### DOCUMENT SECTION
*-*-*

Moreover, in interviews with coaches, they indicated that many participants were experiencing considerable distress in coping with the pandemic. For example, one coach said “The teachers are very—they’re exhausted, and they’re stressed. So sometimes I just listen and it’s just a sounding board”. (control coach).
Another said, “Everyone’s—all the teachers have been all over the place and they really struggled. And I think that’s been the biggest piece of just being there and listening... Hear me is all anybody really wants. And then they can come and they feel safe and connected. Then we can problem solve”. (CHALK coach).
Student and teacher absences were common, and the different preschool centers had periods of closure during the school year. Moreover, coaching was conducted virtually in many cases, which has been found to be less effective than face-to-face coaching is, though is more effective compared to not receiving any modality of coaching [9].
Studies on the effects of the pandemic for early learners suggest that there have been significant negative effects on students’ social–emotional development and kindergarten readiness [51]. However, we also know that educators encountered stressors that undoubtedly affected their ability to participate in this research with consistency. Indeed, the results of a qualitative study [52] indicated that teachers increasingly prioritized their students’ health and needs above their own, which led to poorer mental health. Researchers also noted the extra burden on teachers in that they were often teaching students and their parents how to engage in remote learning simultaneously. Moreover, using an ecological perspective, Hanno et al. [53] found that contextual factors (e.g., working in a public school v. family child care) were associated with differential access to resources that might have helped minimize teachers’ pandemic-related stress. Thus, coaches’ shift from prioritizing a focus on improving specific teacher practices at a time when teachers were understandably in need of social support may have been the most appropriate response at the time. In support of this, recent research found that educators that received more social–emotional support during the COVID-19 pandemic reported experiencing lower levels of challenge with implementing distance learning, and had lower burnout and self-judgement [54]—all critical to teachers’ ability to support students as they struggled with their own challenges.

*-*-*

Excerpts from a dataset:

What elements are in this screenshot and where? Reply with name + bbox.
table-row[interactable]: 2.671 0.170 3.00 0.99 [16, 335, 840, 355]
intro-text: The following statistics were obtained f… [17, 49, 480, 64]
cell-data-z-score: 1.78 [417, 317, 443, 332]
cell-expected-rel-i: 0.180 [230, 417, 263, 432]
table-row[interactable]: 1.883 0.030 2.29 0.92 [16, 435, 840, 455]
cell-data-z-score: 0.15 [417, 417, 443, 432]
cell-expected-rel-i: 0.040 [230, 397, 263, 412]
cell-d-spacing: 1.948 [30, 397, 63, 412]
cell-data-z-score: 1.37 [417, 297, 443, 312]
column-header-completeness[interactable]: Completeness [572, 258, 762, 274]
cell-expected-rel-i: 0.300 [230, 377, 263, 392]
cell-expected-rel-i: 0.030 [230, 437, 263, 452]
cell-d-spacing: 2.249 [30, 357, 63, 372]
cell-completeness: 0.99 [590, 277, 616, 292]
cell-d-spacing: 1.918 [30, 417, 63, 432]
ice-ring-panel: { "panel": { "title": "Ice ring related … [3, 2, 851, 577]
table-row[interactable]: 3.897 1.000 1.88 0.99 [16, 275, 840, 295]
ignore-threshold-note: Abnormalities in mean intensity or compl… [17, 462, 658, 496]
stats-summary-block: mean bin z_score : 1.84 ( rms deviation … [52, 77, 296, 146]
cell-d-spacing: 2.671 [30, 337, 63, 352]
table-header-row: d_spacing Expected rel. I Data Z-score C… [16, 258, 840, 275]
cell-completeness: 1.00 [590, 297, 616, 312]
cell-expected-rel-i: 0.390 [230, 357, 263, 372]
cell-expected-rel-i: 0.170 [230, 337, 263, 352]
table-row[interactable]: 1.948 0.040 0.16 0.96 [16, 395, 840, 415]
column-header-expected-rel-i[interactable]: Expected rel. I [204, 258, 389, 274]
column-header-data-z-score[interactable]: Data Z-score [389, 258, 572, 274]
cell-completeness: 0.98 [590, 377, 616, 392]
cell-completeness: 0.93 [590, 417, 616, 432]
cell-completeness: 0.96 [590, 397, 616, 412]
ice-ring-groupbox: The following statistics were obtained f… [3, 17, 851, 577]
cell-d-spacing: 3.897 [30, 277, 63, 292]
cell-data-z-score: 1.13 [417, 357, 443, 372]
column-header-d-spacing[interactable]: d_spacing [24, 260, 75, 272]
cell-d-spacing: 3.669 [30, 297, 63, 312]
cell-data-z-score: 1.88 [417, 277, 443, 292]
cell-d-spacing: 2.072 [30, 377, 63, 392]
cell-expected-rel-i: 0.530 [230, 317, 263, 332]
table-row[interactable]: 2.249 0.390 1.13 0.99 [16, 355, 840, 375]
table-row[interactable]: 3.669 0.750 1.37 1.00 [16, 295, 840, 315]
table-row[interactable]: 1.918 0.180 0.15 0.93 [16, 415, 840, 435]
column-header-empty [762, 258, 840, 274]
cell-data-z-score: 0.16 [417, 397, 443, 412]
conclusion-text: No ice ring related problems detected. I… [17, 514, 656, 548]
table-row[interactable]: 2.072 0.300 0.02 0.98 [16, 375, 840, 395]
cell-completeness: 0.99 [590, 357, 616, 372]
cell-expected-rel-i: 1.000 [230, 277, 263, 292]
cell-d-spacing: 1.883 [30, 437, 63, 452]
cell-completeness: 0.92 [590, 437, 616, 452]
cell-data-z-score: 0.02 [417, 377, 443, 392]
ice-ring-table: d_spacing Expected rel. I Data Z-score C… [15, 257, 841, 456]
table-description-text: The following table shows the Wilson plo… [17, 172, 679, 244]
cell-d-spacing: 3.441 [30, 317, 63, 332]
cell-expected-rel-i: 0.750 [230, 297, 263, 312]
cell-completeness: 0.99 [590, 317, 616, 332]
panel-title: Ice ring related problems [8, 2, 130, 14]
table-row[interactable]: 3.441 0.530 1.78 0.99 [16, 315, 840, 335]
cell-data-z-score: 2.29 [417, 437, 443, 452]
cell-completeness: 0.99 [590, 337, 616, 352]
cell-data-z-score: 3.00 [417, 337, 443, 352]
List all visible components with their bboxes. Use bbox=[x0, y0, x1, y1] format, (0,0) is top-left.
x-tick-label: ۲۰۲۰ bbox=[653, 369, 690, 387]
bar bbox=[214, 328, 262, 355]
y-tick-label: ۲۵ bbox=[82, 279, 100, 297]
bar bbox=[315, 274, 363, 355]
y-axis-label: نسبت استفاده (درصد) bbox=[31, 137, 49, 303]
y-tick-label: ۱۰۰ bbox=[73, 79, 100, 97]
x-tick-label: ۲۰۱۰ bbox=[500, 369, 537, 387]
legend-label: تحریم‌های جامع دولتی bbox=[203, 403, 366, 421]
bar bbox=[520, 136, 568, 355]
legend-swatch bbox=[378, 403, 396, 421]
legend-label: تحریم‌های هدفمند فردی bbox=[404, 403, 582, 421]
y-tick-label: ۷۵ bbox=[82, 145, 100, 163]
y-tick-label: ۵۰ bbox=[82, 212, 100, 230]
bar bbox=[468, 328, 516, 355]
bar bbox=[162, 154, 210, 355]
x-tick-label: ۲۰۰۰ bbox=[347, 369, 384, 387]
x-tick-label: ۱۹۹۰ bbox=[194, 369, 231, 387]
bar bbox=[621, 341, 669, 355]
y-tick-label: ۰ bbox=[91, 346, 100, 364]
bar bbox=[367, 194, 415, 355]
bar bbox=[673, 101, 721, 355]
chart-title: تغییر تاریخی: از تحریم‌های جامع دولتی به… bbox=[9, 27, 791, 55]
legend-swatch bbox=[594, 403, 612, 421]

*-*-*

### PROBLEM SET
a) According to the excerpt on coaching during the pandemic, why might the coaches' shift away from improving specific teacher practices have been the most appropriate response? Answer in one to three sentences.
b) Reproduce the part of the excerpt on coaching during the pandemic from "Student and teacher" to "of coaching [9].".
c) Write what comes next in the excerpt on coaching during the pandemic, after its final sentence.

### EXPECTED OUTPUTS
a) Teachers at the time were understandably in need of social support. Recent research found that educators who received more social–emotional support during the COVID-19 pandemic reported less challenge with implementing distance learning and lower burnout and self-judgement.

b)
Student and teacher absences were common, and the different preschool centers had periods of closure during the school year. Moreover, coaching was conducted virtually in many cases, which has been found to be less effective than face-to-face coaching is, though is more effective compared to not receiving any modality of coaching [9].

c)
Another limitation of our study was the sample size. Our small sample size meant we were under-powered. In addition to this, despite the fact that our sample was racially diverse, the small sample size, all from a single school district, limits the generalizability of our findings. This, coupled with the short study duration, limited the ability to detect findings, positive or negative, that may have been associated with use of the CHALK app. It is important to pay attention to null findings in well-powered evaluation studies [55], as those have important implications for the field, but null findings from the current study point to the need for additional research investigating the efficacy of such a tool.

Supplementary Materials

The following supporting information can be downloaded at: www.chalkcoaching.com; coaching app demonstration video.

Author Contributions

Conceptualization, C.C. and S.J.W.; methodology, C.C., S.J.W. and M.W.F.; training quantitative data collectors, M.W.F.; management of quantitative data collection, M.W.F.; data cleaning, M.W.F.; formal analysis of quantitative data, S.L.; formal analysis of qualitative data, C.L.; data curation, C.L. for qualitative data and S.L. for quantitative data.; writing—original draft preparation, S.J.W., C.L. and C.C.; writing—review and editing, C.C.; supervision, C.C. and S.J.W.; project administration, S.J.W. and C.C.; funding acquisition, C.C. All authors have read and agreed to the published version of the manuscript.

Funding

This research was funded by the National Science Foundation, grant number DRK-12 18138008.

Institutional Review Board Statement

The study was conducted in accordance with the Declaration of Helsinki, and approved by the Institutional Review Board of the University of Dayton, approved 5 May 2020 (Approval #20799481). Data were shared with Abt Associates for analysis after both entities signed a Data Use Agreement, executed on 7 April 2022.

Informed Consent Statement

Informed consent was obtained from all subjects involved in the study.

Data Availability Statement

The data presented in this study are available on request from the corresponding author. The data are not publicly available due to the small sample size and risk of re-identification of confidential data.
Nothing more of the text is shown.